> **Listed records**
:::::
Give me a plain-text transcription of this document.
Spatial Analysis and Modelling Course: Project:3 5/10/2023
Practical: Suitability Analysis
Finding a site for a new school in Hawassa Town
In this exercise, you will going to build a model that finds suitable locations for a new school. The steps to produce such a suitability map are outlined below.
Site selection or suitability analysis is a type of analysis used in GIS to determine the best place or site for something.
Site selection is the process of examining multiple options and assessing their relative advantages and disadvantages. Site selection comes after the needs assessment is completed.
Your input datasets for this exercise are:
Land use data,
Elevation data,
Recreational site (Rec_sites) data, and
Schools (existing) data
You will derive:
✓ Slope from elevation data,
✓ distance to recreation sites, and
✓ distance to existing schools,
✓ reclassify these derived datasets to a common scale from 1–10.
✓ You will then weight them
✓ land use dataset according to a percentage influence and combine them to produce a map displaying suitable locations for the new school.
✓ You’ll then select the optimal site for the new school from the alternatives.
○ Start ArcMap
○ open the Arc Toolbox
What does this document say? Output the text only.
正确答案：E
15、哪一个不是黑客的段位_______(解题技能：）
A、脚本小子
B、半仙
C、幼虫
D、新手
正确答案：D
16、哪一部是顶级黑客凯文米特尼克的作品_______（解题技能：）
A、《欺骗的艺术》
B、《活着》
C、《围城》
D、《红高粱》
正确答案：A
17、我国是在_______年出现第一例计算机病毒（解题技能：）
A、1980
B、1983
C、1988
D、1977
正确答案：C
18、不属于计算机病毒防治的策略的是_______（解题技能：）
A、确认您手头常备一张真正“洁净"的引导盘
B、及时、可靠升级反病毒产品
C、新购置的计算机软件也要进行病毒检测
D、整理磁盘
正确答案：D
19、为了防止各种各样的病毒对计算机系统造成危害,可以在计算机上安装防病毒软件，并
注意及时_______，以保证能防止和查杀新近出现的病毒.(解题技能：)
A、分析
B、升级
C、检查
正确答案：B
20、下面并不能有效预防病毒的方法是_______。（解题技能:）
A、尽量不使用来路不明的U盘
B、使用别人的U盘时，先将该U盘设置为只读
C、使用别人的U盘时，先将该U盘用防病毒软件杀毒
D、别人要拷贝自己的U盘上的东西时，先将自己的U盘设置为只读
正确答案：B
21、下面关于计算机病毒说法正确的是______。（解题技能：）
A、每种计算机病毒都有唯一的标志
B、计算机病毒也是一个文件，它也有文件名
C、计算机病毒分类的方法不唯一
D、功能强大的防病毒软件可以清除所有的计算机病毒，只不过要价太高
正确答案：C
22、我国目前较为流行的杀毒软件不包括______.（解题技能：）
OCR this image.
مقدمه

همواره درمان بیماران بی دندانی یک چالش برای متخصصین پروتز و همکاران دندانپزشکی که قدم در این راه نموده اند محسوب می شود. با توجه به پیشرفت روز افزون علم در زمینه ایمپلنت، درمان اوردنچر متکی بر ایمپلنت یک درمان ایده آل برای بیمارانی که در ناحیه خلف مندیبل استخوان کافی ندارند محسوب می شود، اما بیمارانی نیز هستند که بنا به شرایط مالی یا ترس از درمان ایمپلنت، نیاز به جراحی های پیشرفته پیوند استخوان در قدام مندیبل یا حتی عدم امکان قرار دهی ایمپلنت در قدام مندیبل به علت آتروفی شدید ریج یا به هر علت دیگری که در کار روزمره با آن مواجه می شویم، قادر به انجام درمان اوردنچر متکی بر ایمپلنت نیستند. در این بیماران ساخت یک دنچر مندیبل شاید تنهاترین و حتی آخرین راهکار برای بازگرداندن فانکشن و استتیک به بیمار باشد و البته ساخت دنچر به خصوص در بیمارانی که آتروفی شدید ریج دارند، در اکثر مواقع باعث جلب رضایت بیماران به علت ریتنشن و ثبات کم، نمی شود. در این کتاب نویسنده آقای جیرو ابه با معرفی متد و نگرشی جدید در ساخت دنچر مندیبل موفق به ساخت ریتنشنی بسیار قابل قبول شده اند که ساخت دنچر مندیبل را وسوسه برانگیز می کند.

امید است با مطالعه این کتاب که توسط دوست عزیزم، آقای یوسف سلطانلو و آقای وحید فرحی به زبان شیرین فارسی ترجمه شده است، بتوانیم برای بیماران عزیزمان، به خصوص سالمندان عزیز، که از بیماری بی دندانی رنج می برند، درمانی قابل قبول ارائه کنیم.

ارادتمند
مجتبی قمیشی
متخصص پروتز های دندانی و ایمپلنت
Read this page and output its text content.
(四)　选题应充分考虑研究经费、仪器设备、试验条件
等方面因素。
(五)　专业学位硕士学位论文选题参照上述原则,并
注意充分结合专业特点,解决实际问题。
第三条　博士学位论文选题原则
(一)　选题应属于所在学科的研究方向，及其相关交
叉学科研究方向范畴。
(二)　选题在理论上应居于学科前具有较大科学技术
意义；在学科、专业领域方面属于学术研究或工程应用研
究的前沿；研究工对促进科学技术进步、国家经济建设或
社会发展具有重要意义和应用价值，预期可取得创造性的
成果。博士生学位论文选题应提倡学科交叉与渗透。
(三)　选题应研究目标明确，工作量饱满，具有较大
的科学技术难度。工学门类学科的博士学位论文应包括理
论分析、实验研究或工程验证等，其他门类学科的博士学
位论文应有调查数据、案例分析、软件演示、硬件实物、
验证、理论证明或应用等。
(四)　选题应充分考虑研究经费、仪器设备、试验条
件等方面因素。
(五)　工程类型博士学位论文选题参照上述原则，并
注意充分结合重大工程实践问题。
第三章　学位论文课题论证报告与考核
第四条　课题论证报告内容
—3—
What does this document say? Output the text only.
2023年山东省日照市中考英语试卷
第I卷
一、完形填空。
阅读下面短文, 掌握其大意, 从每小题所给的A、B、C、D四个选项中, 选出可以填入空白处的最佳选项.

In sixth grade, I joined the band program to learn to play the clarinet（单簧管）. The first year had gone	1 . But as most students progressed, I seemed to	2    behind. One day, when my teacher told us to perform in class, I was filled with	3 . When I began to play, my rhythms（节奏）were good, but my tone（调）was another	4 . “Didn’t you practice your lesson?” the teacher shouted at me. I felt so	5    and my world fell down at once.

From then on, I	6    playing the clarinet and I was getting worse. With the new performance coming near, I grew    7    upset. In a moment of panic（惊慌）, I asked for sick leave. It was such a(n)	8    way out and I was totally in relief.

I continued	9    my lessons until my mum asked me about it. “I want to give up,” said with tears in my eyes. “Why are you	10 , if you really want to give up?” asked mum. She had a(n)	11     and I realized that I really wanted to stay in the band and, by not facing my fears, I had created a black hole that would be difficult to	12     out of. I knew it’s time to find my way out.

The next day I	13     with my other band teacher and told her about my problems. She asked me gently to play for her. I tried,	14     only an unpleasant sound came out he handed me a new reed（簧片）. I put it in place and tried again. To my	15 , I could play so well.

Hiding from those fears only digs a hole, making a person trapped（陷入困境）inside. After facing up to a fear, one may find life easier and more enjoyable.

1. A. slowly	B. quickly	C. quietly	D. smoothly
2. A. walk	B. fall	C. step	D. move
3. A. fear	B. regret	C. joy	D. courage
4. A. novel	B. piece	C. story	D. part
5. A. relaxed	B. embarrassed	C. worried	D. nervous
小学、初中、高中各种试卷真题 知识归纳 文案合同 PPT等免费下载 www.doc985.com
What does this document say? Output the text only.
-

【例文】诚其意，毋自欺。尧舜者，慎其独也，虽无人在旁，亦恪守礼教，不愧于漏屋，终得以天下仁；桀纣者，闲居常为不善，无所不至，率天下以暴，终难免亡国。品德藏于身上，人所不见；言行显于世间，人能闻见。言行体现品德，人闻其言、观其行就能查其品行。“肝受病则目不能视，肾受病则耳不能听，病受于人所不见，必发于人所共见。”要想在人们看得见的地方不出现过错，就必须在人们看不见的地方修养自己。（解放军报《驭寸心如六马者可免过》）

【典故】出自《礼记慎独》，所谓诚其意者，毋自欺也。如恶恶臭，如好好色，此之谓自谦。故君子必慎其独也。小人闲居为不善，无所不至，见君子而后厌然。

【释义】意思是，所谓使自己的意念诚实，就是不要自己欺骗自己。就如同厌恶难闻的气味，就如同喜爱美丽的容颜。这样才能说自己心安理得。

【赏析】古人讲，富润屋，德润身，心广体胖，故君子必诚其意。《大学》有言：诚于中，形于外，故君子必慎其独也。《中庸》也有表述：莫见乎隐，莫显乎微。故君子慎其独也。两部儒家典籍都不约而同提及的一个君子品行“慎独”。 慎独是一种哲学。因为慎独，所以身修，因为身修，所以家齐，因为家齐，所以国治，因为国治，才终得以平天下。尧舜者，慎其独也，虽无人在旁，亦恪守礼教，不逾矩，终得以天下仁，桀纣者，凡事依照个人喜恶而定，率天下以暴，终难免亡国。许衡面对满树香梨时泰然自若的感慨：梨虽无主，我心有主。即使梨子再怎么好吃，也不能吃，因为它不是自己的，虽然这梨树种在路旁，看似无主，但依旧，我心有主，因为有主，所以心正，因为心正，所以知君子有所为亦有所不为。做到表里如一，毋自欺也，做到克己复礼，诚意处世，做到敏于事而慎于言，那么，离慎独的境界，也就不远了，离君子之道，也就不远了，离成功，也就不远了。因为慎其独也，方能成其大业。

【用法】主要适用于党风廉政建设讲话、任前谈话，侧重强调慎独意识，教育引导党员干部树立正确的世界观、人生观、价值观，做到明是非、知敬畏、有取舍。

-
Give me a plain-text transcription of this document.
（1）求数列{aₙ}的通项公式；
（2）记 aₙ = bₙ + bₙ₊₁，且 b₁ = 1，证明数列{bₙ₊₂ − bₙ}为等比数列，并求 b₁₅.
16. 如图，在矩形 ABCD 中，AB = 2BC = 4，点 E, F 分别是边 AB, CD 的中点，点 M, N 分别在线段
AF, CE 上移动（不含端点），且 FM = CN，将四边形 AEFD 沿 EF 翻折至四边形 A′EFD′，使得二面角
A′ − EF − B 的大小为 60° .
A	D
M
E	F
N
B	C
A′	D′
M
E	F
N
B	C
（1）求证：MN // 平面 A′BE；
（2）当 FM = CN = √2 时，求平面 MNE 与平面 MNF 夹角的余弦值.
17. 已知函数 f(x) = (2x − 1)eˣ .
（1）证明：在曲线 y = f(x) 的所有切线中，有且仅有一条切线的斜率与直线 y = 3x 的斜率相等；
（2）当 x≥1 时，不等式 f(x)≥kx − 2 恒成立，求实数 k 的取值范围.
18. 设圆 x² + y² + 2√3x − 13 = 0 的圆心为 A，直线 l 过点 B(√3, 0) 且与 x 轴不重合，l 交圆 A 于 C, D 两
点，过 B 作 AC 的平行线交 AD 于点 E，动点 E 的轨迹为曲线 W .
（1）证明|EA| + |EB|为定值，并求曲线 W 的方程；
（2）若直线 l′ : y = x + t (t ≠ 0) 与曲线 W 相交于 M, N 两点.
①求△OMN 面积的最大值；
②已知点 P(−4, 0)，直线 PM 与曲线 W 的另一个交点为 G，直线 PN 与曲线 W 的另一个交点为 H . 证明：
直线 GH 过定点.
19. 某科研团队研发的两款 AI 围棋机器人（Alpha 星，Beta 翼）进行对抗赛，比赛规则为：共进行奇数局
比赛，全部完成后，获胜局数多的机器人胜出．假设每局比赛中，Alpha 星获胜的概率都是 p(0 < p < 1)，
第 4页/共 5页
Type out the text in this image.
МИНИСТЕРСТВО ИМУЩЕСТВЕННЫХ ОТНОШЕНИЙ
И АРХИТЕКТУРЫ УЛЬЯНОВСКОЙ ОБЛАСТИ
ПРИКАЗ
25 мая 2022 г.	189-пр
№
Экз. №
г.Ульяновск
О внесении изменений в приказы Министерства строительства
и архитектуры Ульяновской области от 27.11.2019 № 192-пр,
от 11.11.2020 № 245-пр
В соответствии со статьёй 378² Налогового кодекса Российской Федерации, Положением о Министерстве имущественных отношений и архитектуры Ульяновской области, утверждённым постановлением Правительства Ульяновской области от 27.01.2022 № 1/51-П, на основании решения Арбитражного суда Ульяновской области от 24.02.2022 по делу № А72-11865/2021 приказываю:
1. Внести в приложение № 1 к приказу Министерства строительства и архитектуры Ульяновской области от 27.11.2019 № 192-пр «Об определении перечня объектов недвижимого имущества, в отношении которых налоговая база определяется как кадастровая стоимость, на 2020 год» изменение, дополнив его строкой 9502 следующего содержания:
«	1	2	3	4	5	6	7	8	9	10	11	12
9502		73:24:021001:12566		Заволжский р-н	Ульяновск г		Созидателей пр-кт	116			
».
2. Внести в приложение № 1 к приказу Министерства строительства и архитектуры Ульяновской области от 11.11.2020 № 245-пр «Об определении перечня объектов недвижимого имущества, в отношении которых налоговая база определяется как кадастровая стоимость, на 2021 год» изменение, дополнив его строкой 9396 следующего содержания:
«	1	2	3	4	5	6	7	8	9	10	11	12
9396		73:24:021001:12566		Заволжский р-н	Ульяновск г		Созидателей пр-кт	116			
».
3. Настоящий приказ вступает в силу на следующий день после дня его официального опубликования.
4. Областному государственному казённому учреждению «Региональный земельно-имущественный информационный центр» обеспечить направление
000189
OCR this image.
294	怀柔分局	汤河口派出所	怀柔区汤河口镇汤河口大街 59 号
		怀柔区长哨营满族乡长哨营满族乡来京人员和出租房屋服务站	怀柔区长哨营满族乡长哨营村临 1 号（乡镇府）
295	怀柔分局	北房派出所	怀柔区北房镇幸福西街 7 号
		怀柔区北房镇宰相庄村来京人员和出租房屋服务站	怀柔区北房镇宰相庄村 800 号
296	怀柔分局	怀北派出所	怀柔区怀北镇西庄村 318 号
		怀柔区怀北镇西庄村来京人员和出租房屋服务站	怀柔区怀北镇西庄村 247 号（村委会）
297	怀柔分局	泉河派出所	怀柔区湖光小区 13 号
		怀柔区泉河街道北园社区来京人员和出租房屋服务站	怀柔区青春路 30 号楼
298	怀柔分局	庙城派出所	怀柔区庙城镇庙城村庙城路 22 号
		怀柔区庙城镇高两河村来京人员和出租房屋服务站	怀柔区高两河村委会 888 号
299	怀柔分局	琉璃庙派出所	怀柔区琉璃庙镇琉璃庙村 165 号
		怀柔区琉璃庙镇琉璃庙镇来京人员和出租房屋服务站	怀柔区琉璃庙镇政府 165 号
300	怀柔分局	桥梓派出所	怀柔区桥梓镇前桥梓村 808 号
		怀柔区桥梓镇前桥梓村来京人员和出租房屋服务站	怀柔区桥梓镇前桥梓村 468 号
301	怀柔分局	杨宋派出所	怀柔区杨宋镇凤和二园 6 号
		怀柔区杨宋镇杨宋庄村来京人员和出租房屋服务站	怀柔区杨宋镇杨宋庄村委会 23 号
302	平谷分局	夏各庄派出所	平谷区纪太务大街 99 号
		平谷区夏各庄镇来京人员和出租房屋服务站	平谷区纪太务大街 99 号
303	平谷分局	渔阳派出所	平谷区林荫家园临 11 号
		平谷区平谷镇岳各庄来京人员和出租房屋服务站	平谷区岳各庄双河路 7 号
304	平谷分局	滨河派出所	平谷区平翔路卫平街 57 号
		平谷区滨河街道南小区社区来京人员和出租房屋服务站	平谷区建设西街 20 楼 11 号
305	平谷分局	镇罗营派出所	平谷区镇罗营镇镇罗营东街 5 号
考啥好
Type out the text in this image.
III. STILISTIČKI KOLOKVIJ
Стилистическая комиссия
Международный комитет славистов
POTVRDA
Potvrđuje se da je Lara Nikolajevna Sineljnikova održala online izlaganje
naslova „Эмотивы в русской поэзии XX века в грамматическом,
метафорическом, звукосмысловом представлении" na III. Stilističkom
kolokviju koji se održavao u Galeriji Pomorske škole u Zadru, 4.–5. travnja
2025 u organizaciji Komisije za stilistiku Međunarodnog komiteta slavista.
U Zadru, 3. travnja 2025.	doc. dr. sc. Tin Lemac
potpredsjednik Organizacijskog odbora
:::::
Pull every line containing "亦恪守礼教" out of the records.

> **Response**
【例文】诚其意，毋自欺。尧舜者，慎其独也，虽无人在旁，亦恪守礼教，不愧于漏屋，终得以天下仁；桀纣者，闲居常为不善，无所不至，率天下以暴，终难免亡国。品德藏于身上，人所不见；言行显于世间，人能闻见。言行体现品德，人闻其言、观其行就能查其品行。“肝受病则目不能视，肾受病则耳不能听，病受于人所不见，必发于人所共见。”要想在人们看得见的地方不出现过错，就必须在人们看不见的地方修养自己。（解放军报《驭寸心如六马者可免过》）
【赏析】古人讲，富润屋，德润身，心广体胖，故君子必诚其意。《大学》有言：诚于中，形于外，故君子必慎其独也。《中庸》也有表述：莫见乎隐，莫显乎微。故君子慎其独也。两部儒家典籍都不约而同提及的一个君子品行“慎独”。 慎独是一种哲学。因为慎独，所以身修，因为身修，所以家齐，因为家齐，所以国治，因为国治，才终得以平天下。尧舜者，慎其独也，虽无人在旁，亦恪守礼教，不逾矩，终得以天下仁，桀纣者，凡事依照个人喜恶而定，率天下以暴，终难免亡国。许衡面对满树香梨时泰然自若的感慨：梨虽无主，我心有主。即使梨子再怎么好吃，也不能吃，因为它不是自己的，虽然这梨树种在路旁，看似无主，但依旧，我心有主，因为有主，所以心正，因为心正，所以知君子有所为亦有所不为。做到表里如一，毋自欺也，做到克己复礼，诚意处世，做到敏于事而慎于言，那么，离慎独的境界，也就不远了，离君子之道，也就不远了，离成功，也就不远了。因为慎其独也，方能成其大业。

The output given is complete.